◆ **Records**
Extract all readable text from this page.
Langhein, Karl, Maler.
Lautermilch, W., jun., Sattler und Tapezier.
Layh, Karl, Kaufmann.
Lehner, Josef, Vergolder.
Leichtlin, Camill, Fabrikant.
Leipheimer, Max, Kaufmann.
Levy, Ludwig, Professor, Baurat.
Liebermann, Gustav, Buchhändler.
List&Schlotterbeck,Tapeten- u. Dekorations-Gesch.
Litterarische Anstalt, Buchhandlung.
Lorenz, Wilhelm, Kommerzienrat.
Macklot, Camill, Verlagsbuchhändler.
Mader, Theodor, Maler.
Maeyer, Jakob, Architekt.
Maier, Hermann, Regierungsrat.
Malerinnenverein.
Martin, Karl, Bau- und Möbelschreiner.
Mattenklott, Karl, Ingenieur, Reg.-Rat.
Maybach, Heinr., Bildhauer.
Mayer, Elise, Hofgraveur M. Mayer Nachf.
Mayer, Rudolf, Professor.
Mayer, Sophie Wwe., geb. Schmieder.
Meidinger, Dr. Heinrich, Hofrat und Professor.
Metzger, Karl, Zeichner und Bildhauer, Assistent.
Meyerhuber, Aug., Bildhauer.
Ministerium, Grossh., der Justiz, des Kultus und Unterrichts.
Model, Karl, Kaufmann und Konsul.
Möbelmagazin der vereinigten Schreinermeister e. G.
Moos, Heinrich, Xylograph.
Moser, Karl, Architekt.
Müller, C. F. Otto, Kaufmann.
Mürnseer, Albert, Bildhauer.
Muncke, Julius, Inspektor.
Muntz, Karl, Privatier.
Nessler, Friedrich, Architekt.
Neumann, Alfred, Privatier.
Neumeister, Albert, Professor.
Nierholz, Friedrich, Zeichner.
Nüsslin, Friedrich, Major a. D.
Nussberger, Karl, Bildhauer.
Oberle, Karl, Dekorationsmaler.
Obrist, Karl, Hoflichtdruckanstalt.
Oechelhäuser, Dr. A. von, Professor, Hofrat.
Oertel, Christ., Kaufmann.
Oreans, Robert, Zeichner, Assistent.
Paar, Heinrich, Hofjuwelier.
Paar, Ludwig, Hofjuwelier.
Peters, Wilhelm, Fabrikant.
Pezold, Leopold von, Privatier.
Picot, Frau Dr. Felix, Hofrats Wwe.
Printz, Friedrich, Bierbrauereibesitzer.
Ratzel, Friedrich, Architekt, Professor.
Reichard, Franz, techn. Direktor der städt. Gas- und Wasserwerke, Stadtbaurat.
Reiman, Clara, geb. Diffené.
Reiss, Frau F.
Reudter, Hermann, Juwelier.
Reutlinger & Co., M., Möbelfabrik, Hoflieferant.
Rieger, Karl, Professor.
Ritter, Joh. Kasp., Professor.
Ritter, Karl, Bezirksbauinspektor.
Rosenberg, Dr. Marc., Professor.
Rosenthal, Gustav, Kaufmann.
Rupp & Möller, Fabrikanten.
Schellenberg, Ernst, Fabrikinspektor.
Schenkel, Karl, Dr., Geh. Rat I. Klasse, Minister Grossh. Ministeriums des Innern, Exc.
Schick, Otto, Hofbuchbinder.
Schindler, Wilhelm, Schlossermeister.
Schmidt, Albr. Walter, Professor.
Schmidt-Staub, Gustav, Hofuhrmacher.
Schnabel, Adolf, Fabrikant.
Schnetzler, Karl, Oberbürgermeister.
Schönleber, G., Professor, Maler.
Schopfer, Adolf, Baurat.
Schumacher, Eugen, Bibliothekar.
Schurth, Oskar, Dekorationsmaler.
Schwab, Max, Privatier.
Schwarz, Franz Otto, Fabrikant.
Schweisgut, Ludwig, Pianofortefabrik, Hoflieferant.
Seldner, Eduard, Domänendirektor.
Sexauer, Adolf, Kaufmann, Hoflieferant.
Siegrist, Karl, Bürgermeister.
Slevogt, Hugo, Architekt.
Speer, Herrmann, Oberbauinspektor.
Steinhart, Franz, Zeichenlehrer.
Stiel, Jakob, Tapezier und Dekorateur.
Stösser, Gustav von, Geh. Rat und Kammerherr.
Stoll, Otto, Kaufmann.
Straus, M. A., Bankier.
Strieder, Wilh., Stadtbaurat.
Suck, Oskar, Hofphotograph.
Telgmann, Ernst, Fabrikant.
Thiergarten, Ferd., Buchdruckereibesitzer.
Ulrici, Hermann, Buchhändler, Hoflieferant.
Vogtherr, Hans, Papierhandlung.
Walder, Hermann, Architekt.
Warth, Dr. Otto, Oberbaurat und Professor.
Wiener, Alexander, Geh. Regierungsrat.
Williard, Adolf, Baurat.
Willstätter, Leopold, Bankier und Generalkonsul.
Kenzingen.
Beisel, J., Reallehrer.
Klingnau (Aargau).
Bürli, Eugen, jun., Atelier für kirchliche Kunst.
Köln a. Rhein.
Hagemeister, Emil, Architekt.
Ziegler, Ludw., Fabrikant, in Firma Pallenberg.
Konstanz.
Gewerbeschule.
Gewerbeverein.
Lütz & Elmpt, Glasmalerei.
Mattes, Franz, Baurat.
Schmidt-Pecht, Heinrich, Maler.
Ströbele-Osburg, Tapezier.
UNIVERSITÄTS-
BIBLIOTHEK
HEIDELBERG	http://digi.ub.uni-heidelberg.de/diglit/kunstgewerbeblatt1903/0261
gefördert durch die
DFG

◆ **Problem description**
Within the listing above, copy each line that has the string "Adolf".

◆ **The solution**
Schnabel, Adolf, Fabrikant.
Schopfer, Adolf, Baurat.
Sexauer, Adolf, Kaufmann, Hoflieferant.
Williard, Adolf, Baurat.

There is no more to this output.